Data in this exercise:
═══

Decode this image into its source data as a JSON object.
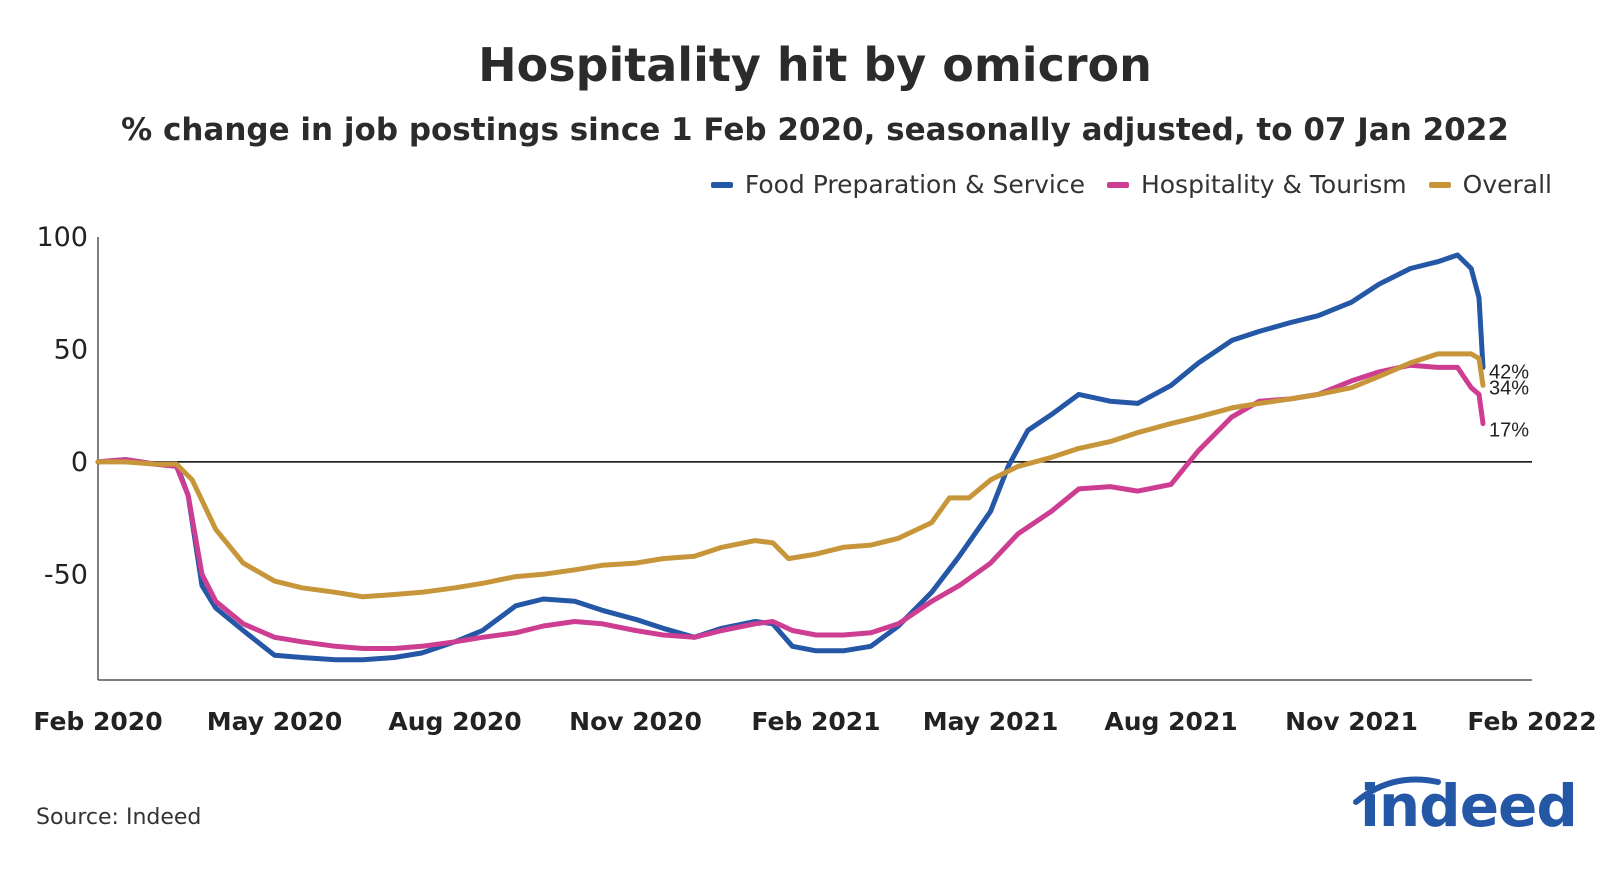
{
  "chart_data": {
    "type": "line",
    "title": "Hospitality hit by omicron",
    "subtitle": "% change in job postings since 1 Feb 2020, seasonally adjusted, to 07 Jan 2022",
    "xlabel": "",
    "ylabel": "",
    "ylim": [
      -97,
      100
    ],
    "yticks": [
      100,
      50,
      0,
      -50
    ],
    "ytick_labels": [
      "100",
      "50",
      "0",
      "-50"
    ],
    "xticks": [
      "2020-02-01",
      "2020-05-01",
      "2020-08-01",
      "2020-11-01",
      "2021-02-01",
      "2021-05-01",
      "2021-08-01",
      "2021-11-01",
      "2022-02-01"
    ],
    "xtick_labels": [
      "Feb 2020",
      "May 2020",
      "Aug 2020",
      "Nov 2020",
      "Feb 2021",
      "May 2021",
      "Aug 2021",
      "Nov 2021",
      "Feb 2022"
    ],
    "xlim": [
      "2020-02-01",
      "2022-02-01"
    ],
    "zero_line": true,
    "grid": false,
    "legend_position": "top-right",
    "series": [
      {
        "name": "Food Preparation & Service",
        "color": "#2557a7",
        "end_label": "42%",
        "points": [
          [
            "2020-02-01",
            0
          ],
          [
            "2020-02-15",
            1
          ],
          [
            "2020-03-01",
            -1
          ],
          [
            "2020-03-12",
            -1
          ],
          [
            "2020-03-18",
            -15
          ],
          [
            "2020-03-25",
            -55
          ],
          [
            "2020-04-01",
            -65
          ],
          [
            "2020-04-15",
            -75
          ],
          [
            "2020-05-01",
            -86
          ],
          [
            "2020-05-15",
            -87
          ],
          [
            "2020-06-01",
            -88
          ],
          [
            "2020-06-15",
            -88
          ],
          [
            "2020-07-01",
            -87
          ],
          [
            "2020-07-15",
            -85
          ],
          [
            "2020-08-01",
            -80
          ],
          [
            "2020-08-15",
            -75
          ],
          [
            "2020-09-01",
            -64
          ],
          [
            "2020-09-15",
            -61
          ],
          [
            "2020-10-01",
            -62
          ],
          [
            "2020-10-15",
            -66
          ],
          [
            "2020-11-01",
            -70
          ],
          [
            "2020-11-15",
            -74
          ],
          [
            "2020-12-01",
            -78
          ],
          [
            "2020-12-15",
            -74
          ],
          [
            "2021-01-01",
            -71
          ],
          [
            "2021-01-10",
            -72
          ],
          [
            "2021-01-20",
            -82
          ],
          [
            "2021-02-01",
            -84
          ],
          [
            "2021-02-15",
            -84
          ],
          [
            "2021-03-01",
            -82
          ],
          [
            "2021-03-15",
            -73
          ],
          [
            "2021-04-01",
            -58
          ],
          [
            "2021-04-15",
            -42
          ],
          [
            "2021-05-01",
            -22
          ],
          [
            "2021-05-10",
            -2
          ],
          [
            "2021-05-20",
            14
          ],
          [
            "2021-06-01",
            21
          ],
          [
            "2021-06-15",
            30
          ],
          [
            "2021-07-01",
            27
          ],
          [
            "2021-07-15",
            26
          ],
          [
            "2021-08-01",
            34
          ],
          [
            "2021-08-15",
            44
          ],
          [
            "2021-09-01",
            54
          ],
          [
            "2021-09-15",
            58
          ],
          [
            "2021-10-01",
            62
          ],
          [
            "2021-10-15",
            65
          ],
          [
            "2021-11-01",
            71
          ],
          [
            "2021-11-15",
            79
          ],
          [
            "2021-12-01",
            86
          ],
          [
            "2021-12-15",
            89
          ],
          [
            "2021-12-25",
            92
          ],
          [
            "2022-01-01",
            86
          ],
          [
            "2022-01-05",
            73
          ],
          [
            "2022-01-07",
            42
          ]
        ]
      },
      {
        "name": "Hospitality & Tourism",
        "color": "#cd3e92",
        "end_label": "17%",
        "points": [
          [
            "2020-02-01",
            0
          ],
          [
            "2020-02-15",
            1
          ],
          [
            "2020-03-01",
            -1
          ],
          [
            "2020-03-12",
            -2
          ],
          [
            "2020-03-18",
            -15
          ],
          [
            "2020-03-25",
            -50
          ],
          [
            "2020-04-01",
            -62
          ],
          [
            "2020-04-15",
            -72
          ],
          [
            "2020-05-01",
            -78
          ],
          [
            "2020-05-15",
            -80
          ],
          [
            "2020-06-01",
            -82
          ],
          [
            "2020-06-15",
            -83
          ],
          [
            "2020-07-01",
            -83
          ],
          [
            "2020-07-15",
            -82
          ],
          [
            "2020-08-01",
            -80
          ],
          [
            "2020-08-15",
            -78
          ],
          [
            "2020-09-01",
            -76
          ],
          [
            "2020-09-15",
            -73
          ],
          [
            "2020-10-01",
            -71
          ],
          [
            "2020-10-15",
            -72
          ],
          [
            "2020-11-01",
            -75
          ],
          [
            "2020-11-15",
            -77
          ],
          [
            "2020-12-01",
            -78
          ],
          [
            "2020-12-15",
            -75
          ],
          [
            "2021-01-01",
            -72
          ],
          [
            "2021-01-10",
            -71
          ],
          [
            "2021-01-20",
            -75
          ],
          [
            "2021-02-01",
            -77
          ],
          [
            "2021-02-15",
            -77
          ],
          [
            "2021-03-01",
            -76
          ],
          [
            "2021-03-15",
            -72
          ],
          [
            "2021-04-01",
            -62
          ],
          [
            "2021-04-15",
            -55
          ],
          [
            "2021-05-01",
            -45
          ],
          [
            "2021-05-15",
            -32
          ],
          [
            "2021-06-01",
            -22
          ],
          [
            "2021-06-15",
            -12
          ],
          [
            "2021-07-01",
            -11
          ],
          [
            "2021-07-15",
            -13
          ],
          [
            "2021-08-01",
            -10
          ],
          [
            "2021-08-15",
            5
          ],
          [
            "2021-09-01",
            20
          ],
          [
            "2021-09-15",
            27
          ],
          [
            "2021-10-01",
            28
          ],
          [
            "2021-10-15",
            30
          ],
          [
            "2021-11-01",
            36
          ],
          [
            "2021-11-15",
            40
          ],
          [
            "2021-12-01",
            43
          ],
          [
            "2021-12-15",
            42
          ],
          [
            "2021-12-25",
            42
          ],
          [
            "2022-01-01",
            33
          ],
          [
            "2022-01-05",
            30
          ],
          [
            "2022-01-07",
            17
          ]
        ]
      },
      {
        "name": "Overall",
        "color": "#c8963a",
        "end_label": "34%",
        "points": [
          [
            "2020-02-01",
            0
          ],
          [
            "2020-02-15",
            0
          ],
          [
            "2020-03-01",
            -1
          ],
          [
            "2020-03-12",
            -1
          ],
          [
            "2020-03-20",
            -8
          ],
          [
            "2020-04-01",
            -30
          ],
          [
            "2020-04-15",
            -45
          ],
          [
            "2020-05-01",
            -53
          ],
          [
            "2020-05-15",
            -56
          ],
          [
            "2020-06-01",
            -58
          ],
          [
            "2020-06-15",
            -60
          ],
          [
            "2020-07-01",
            -59
          ],
          [
            "2020-07-15",
            -58
          ],
          [
            "2020-08-01",
            -56
          ],
          [
            "2020-08-15",
            -54
          ],
          [
            "2020-09-01",
            -51
          ],
          [
            "2020-09-15",
            -50
          ],
          [
            "2020-10-01",
            -48
          ],
          [
            "2020-10-15",
            -46
          ],
          [
            "2020-11-01",
            -45
          ],
          [
            "2020-11-15",
            -43
          ],
          [
            "2020-12-01",
            -42
          ],
          [
            "2020-12-15",
            -38
          ],
          [
            "2021-01-01",
            -35
          ],
          [
            "2021-01-10",
            -36
          ],
          [
            "2021-01-18",
            -43
          ],
          [
            "2021-02-01",
            -41
          ],
          [
            "2021-02-15",
            -38
          ],
          [
            "2021-03-01",
            -37
          ],
          [
            "2021-03-15",
            -34
          ],
          [
            "2021-04-01",
            -27
          ],
          [
            "2021-04-10",
            -16
          ],
          [
            "2021-04-20",
            -16
          ],
          [
            "2021-05-01",
            -8
          ],
          [
            "2021-05-15",
            -2
          ],
          [
            "2021-06-01",
            2
          ],
          [
            "2021-06-15",
            6
          ],
          [
            "2021-07-01",
            9
          ],
          [
            "2021-07-15",
            13
          ],
          [
            "2021-08-01",
            17
          ],
          [
            "2021-08-15",
            20
          ],
          [
            "2021-09-01",
            24
          ],
          [
            "2021-09-15",
            26
          ],
          [
            "2021-10-01",
            28
          ],
          [
            "2021-10-15",
            30
          ],
          [
            "2021-11-01",
            33
          ],
          [
            "2021-11-15",
            38
          ],
          [
            "2021-12-01",
            44
          ],
          [
            "2021-12-15",
            48
          ],
          [
            "2021-12-25",
            48
          ],
          [
            "2022-01-01",
            48
          ],
          [
            "2022-01-05",
            46
          ],
          [
            "2022-01-07",
            34
          ]
        ]
      }
    ]
  },
  "source": "Source: Indeed",
  "logo_text": "indeed",
  "colors": {
    "axis": "#000000",
    "text": "#222222",
    "logo": "#2557a7"
  }
}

═══

Your instructions: Your answer should be a single number: how many lines in the data above include "name"?

Answer below: 3